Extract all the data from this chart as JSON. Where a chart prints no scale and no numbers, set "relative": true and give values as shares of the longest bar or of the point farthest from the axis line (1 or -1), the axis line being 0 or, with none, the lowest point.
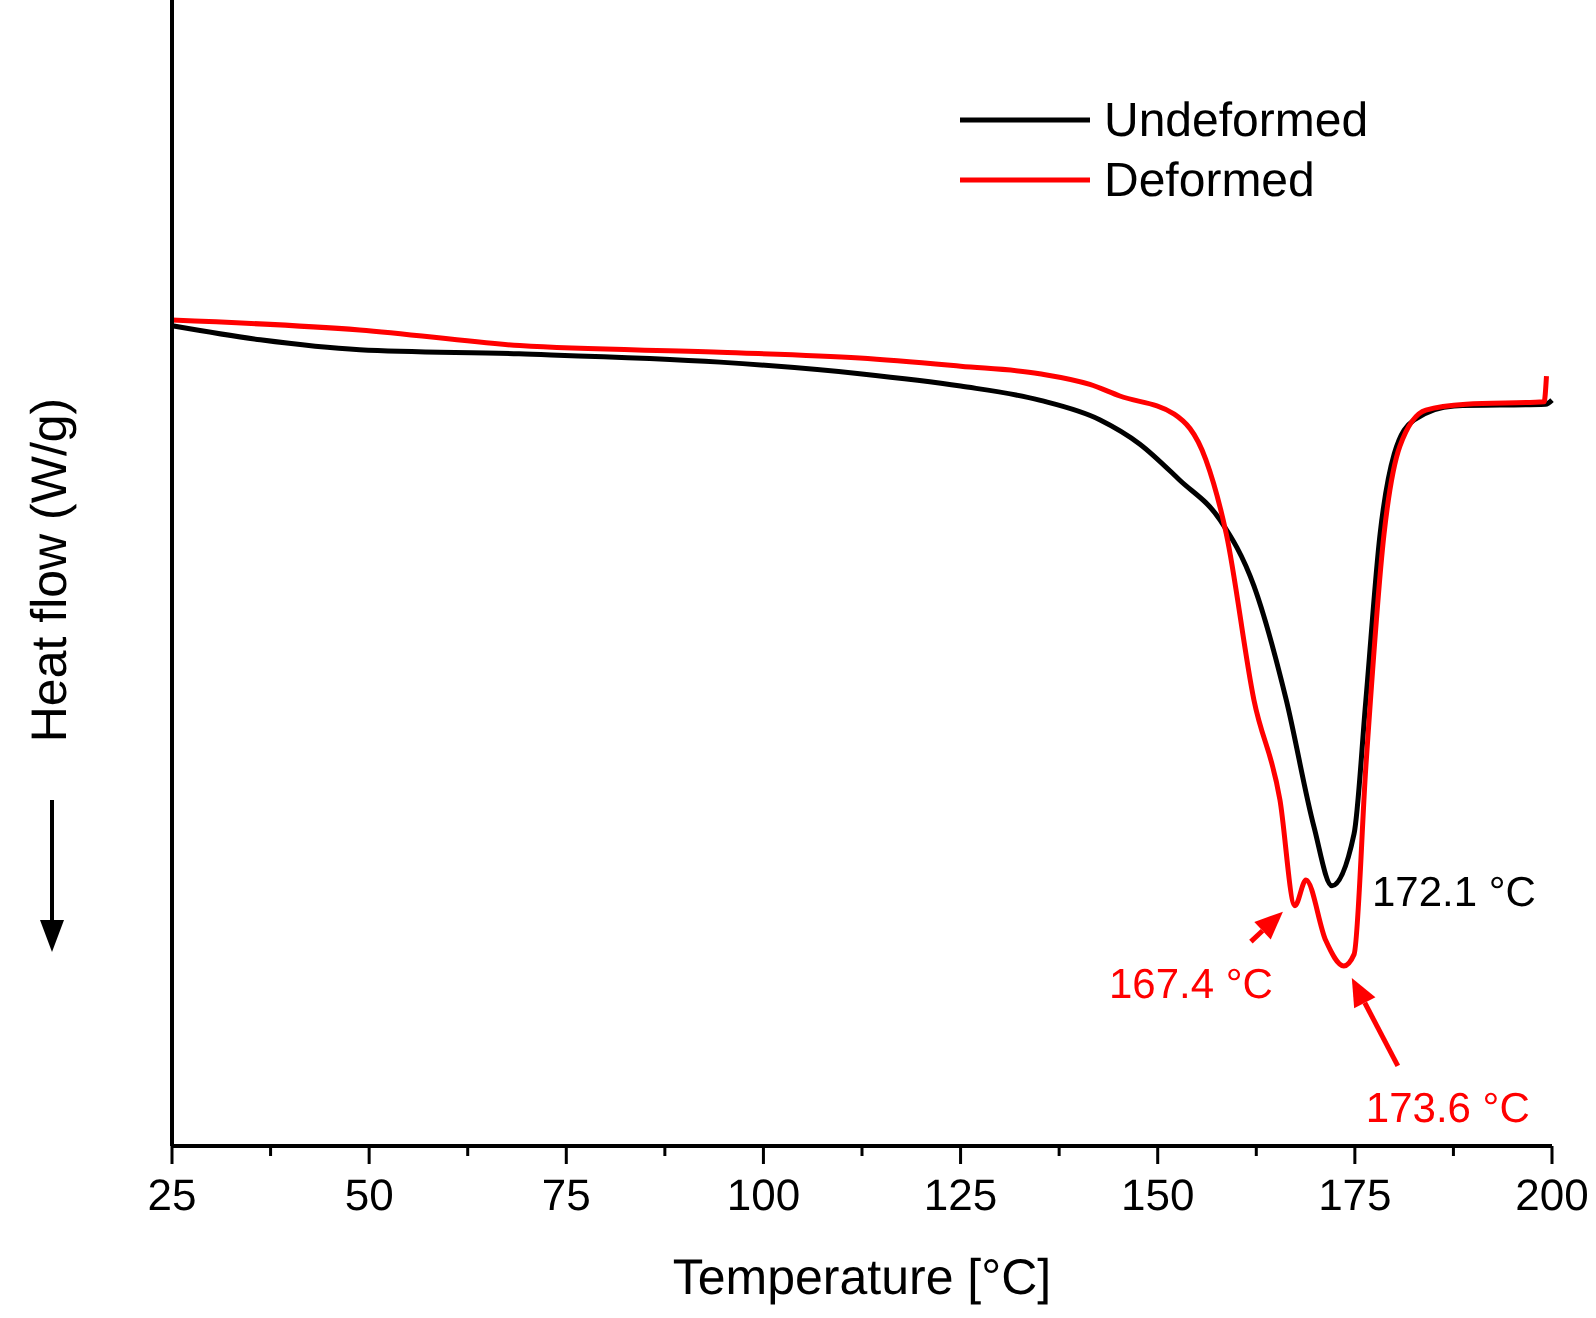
{
  "chart_data": {
    "type": "line",
    "relative": true,
    "xlabel": "Temperature [°C]",
    "ylabel": "Heat flow (W/g)",
    "xlim": [
      25,
      200
    ],
    "xticks": [
      25,
      {
        "value": 37.5,
        "label": null
      },
      50,
      {
        "value": 62.5,
        "label": null
      },
      75,
      {
        "value": 87.5,
        "label": null
      },
      100,
      {
        "value": 112.5,
        "label": null
      },
      125,
      {
        "value": 137.5,
        "label": null
      },
      150,
      {
        "value": 162.5,
        "label": null
      },
      175,
      {
        "value": 187.5,
        "label": null
      },
      200
    ],
    "legend": "top right",
    "grid": false,
    "series": [
      {
        "name": "Undeformed",
        "color": "#000000",
        "x": [
          25,
          36.2,
          48.8,
          69,
          94.5,
          112.2,
          125,
          135,
          142.7,
          147.7,
          152.8,
          157.9,
          162.2,
          166.3,
          169.8,
          172.1,
          174.9,
          176.4,
          178.2,
          180,
          182.5,
          187.6,
          199.2,
          200
        ],
        "values": [
          0.993,
          0.976,
          0.964,
          0.959,
          0.949,
          0.935,
          0.92,
          0.903,
          0.879,
          0.85,
          0.806,
          0.758,
          0.678,
          0.54,
          0.387,
          0.315,
          0.378,
          0.54,
          0.741,
          0.838,
          0.879,
          0.896,
          0.898,
          0.903
        ]
      },
      {
        "name": "Deformed",
        "color": "#ff0000",
        "x": [
          25,
          48.8,
          69.1,
          94.5,
          112.2,
          125,
          135,
          141.4,
          145.2,
          152.1,
          156.1,
          158.7,
          162.2,
          165.5,
          167.4,
          168.8,
          171.3,
          173.6,
          174.9,
          176.4,
          178.7,
          180.7,
          184,
          189.1,
          199,
          199.3
        ],
        "values": [
          1.0,
          0.988,
          0.969,
          0.961,
          0.954,
          0.944,
          0.935,
          0.922,
          0.908,
          0.886,
          0.831,
          0.741,
          0.54,
          0.419,
          0.291,
          0.322,
          0.249,
          0.218,
          0.232,
          0.46,
          0.741,
          0.847,
          0.891,
          0.898,
          0.901,
          0.932
        ]
      }
    ],
    "annotations": [
      {
        "text": "172.1 °C",
        "x": 172.1,
        "y": 0.315
      },
      {
        "text": "167.4 °C",
        "x": 167.4,
        "y": 0.291
      },
      {
        "text": "173.6 °C",
        "x": 173.6,
        "y": 0.218
      }
    ]
  }
}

**INSTRUCTIONS TO FOLLOW:** Your copy should match the entries exactly, minus the pictures.

**TASK SOLUTION:**
Extract all the data from this chart as JSON. Where a chart prints no scale and no numbers, set "relative": true and give values as shares of the longest bar or of the point farthest from the axis line (1 or -1), the axis line being 0 or, with none, the lowest point.
{
  "chart_data": {
    "type": "line",
    "relative": true,
    "xlabel": "Temperature [°C]",
    "ylabel": "Heat flow (W/g)",
    "xlim": [
      25,
      200
    ],
    "xticks": [
      25,
      {
        "value": 37.5,
        "label": null
      },
      50,
      {
        "value": 62.5,
        "label": null
      },
      75,
      {
        "value": 87.5,
        "label": null
      },
      100,
      {
        "value": 112.5,
        "label": null
      },
      125,
      {
        "value": 137.5,
        "label": null
      },
      150,
      {
        "value": 162.5,
        "label": null
      },
      175,
      {
        "value": 187.5,
        "label": null
      },
      200
    ],
    "legend": "top right",
    "grid": false,
    "series": [
      {
        "name": "Undeformed",
        "color": "#000000",
        "x": [
          25,
          36.2,
          48.8,
          69,
          94.5,
          112.2,
          125,
          135,
          142.7,
          147.7,
          152.8,
          157.9,
          162.2,
          166.3,
          169.8,
          172.1,
          174.9,
          176.4,
          178.2,
          180,
          182.5,
          187.6,
          199.2,
          200
        ],
        "values": [
          0.993,
          0.976,
          0.964,
          0.959,
          0.949,
          0.935,
          0.92,
          0.903,
          0.879,
          0.85,
          0.806,
          0.758,
          0.678,
          0.54,
          0.387,
          0.315,
          0.378,
          0.54,
          0.741,
          0.838,
          0.879,
          0.896,
          0.898,
          0.903
        ]
      },
      {
        "name": "Deformed",
        "color": "#ff0000",
        "x": [
          25,
          48.8,
          69.1,
          94.5,
          112.2,
          125,
          135,
          141.4,
          145.2,
          152.1,
          156.1,
          158.7,
          162.2,
          165.5,
          167.4,
          168.8,
          171.3,
          173.6,
          174.9,
          176.4,
          178.7,
          180.7,
          184,
          189.1,
          199,
          199.3
        ],
        "values": [
          1.0,
          0.988,
          0.969,
          0.961,
          0.954,
          0.944,
          0.935,
          0.922,
          0.908,
          0.886,
          0.831,
          0.741,
          0.54,
          0.419,
          0.291,
          0.322,
          0.249,
          0.218,
          0.232,
          0.46,
          0.741,
          0.847,
          0.891,
          0.898,
          0.901,
          0.932
        ]
      }
    ],
    "annotations": [
      {
        "text": "172.1 °C",
        "x": 172.1,
        "y": 0.315
      },
      {
        "text": "167.4 °C",
        "x": 167.4,
        "y": 0.291
      },
      {
        "text": "173.6 °C",
        "x": 173.6,
        "y": 0.218
      }
    ]
  }
}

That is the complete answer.